- _Tasks to perform_:
1. According to the text on multiple return values, why could a method return two values without bundling them into a tuple? Answer in one to three sentences.
2. Rewrite the part of the text on multiple return values that opens with the words containing "BigInteger[] divideAndRemainder(BigInteger divisor)" and closes with "array at all.", replacing "divisor" with "d".
3. Continue the text on multiple return values from where it stops.

- _Text under study_:

════

In Mathematics, a function has a domain and a codomain. f:S->T denotes a function with domain S and codomain T.

A method with two parameters and one return value more or less corresponds to a function f:SxT->U, where x denotes the Cartesian product. So, for example, a method with parameters of type double and int that returns a boolean corresponds roughly to a function f:DxI->B where D is the set of all double values etc. This is done without bundling the two parameters together into a tuple.

There is no reason why we couldn't similarly have a method corresponding to a function of the form f:X->YxZ without the two returned values being bundled together into a tuple.

For example, the Java method

BigInteger[] divideAndRemainder(BigInteger divisor)

could easily have the signature

BigInteger q, BigInteger r divideAndRemainder(BigInteger divisor)

Somewhere in the body of the method there would be a return statement that could look like return q, r;. There would be no reason for the array at all.

════

Excerpts from a dataset:
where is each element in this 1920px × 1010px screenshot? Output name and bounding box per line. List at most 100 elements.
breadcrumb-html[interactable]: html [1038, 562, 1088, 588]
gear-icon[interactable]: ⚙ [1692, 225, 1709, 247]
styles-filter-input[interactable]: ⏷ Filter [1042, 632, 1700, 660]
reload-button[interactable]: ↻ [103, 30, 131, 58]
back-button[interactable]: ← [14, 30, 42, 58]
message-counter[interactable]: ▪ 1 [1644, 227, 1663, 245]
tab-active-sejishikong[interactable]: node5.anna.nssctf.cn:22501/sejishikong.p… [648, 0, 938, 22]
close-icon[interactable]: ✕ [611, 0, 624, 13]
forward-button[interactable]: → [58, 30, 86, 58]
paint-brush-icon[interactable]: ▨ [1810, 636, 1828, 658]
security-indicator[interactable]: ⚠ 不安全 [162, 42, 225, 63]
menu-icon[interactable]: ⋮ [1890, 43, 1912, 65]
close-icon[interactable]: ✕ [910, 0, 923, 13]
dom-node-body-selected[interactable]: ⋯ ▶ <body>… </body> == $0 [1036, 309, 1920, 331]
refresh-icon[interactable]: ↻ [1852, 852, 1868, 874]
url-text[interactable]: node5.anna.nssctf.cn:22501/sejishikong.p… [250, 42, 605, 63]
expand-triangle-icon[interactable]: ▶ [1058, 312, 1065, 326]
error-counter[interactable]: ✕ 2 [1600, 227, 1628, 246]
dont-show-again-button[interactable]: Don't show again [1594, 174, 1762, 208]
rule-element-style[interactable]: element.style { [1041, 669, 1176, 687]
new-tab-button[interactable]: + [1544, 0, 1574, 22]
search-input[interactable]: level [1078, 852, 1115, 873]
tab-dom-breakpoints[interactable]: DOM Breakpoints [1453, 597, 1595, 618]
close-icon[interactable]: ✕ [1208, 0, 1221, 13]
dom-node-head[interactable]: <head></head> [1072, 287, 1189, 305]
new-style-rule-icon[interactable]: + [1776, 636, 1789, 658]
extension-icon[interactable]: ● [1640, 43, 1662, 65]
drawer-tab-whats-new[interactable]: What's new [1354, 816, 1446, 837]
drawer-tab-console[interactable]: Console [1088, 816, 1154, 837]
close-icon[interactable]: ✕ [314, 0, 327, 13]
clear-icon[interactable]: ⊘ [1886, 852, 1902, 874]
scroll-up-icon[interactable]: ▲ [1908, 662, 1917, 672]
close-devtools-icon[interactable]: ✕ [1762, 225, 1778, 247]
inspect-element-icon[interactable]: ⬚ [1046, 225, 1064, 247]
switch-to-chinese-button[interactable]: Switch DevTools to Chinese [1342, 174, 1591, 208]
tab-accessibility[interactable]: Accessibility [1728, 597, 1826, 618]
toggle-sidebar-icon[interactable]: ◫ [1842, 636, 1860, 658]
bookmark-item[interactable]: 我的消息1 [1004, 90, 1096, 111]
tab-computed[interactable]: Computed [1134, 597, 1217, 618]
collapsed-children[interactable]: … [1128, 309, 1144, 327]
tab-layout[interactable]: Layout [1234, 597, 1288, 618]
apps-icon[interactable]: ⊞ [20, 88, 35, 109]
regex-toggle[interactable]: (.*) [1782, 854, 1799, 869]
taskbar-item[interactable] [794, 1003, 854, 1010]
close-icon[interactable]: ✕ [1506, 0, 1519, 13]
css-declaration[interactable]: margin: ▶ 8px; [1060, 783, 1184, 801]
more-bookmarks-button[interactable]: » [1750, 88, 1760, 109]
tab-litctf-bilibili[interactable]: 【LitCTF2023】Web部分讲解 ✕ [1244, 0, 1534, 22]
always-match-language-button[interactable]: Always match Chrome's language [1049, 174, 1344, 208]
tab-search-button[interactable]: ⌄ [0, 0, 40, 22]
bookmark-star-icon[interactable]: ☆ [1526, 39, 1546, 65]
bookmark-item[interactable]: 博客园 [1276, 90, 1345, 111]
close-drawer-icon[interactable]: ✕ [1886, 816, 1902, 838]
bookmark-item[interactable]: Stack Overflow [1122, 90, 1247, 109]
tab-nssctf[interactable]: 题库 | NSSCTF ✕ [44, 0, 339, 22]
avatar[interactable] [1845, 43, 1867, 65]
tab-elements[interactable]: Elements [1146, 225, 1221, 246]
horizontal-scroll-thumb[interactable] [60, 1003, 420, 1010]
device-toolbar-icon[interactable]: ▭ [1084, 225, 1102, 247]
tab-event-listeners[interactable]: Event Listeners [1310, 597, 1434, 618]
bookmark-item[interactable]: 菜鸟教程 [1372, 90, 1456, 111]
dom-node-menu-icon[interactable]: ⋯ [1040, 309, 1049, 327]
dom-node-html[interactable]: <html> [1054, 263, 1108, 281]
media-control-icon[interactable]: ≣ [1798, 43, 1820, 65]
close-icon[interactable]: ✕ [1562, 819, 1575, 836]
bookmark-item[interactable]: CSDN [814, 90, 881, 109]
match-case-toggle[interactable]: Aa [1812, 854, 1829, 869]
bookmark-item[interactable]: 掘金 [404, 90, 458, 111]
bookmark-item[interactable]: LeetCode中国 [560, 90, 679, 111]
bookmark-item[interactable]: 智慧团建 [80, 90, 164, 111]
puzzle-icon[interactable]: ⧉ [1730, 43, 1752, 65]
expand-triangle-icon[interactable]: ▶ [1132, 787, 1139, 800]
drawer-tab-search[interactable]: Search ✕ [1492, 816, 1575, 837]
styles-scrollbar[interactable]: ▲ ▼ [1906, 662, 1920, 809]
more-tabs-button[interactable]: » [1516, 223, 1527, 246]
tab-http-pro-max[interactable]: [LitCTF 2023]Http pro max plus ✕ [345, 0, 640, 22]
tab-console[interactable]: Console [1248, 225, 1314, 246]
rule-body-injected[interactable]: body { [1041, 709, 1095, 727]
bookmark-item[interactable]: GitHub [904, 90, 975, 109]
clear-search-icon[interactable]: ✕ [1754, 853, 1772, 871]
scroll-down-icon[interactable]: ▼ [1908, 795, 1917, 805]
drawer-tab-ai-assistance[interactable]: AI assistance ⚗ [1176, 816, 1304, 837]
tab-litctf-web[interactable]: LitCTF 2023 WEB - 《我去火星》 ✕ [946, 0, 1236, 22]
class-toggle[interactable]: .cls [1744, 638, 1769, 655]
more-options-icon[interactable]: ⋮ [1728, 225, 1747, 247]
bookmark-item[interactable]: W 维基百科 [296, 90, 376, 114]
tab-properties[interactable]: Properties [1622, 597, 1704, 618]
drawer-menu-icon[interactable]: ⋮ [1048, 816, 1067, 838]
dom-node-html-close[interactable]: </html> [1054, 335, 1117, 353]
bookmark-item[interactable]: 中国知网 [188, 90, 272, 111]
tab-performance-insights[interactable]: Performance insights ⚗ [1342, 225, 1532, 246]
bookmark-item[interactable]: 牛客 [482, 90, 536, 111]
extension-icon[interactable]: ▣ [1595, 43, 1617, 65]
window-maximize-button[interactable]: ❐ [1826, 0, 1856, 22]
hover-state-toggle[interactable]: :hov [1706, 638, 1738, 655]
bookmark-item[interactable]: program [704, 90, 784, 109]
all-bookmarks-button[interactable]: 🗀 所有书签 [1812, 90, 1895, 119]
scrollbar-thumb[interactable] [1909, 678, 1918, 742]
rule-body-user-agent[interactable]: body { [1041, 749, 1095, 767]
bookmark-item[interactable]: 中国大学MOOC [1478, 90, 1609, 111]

════

- _Answers to the problems_:
1. A method's two parameters already correspond to a function on a Cartesian product, f:SxT->U, without being bundled into a tuple. By the same logic, a method could correspond to a function of the form f:X->YxZ and return two values unbundled.

2.
BigInteger[] divideAndRemainder(BigInteger d)

could easily have the signature

BigInteger q, BigInteger r divideAndRemainder(BigInteger d)

Somewhere in the body of the method there would be a return statement that could look like return q, r;. There would be no reason for the array at all.

3.
In fact this would be better as you could call the method by writing

BigInteger q, BigInteger r = bigInt1.divideAndRemainder(bigInt2);

instead of

BigInteger[] arr = bigInt1.divideAndRemainder(bigInt2);
BigInteger q = arr[0];
BigInteger r = arr[1];

I guess the reason this is not allowed is that it would complicate the language without there being a great demand for it. If you look in standard libraries in many languages and compare the number of methods that bundle many return values into a single object, compared to the number of methods that have more than one argument, you would probably find that the latter is much more common.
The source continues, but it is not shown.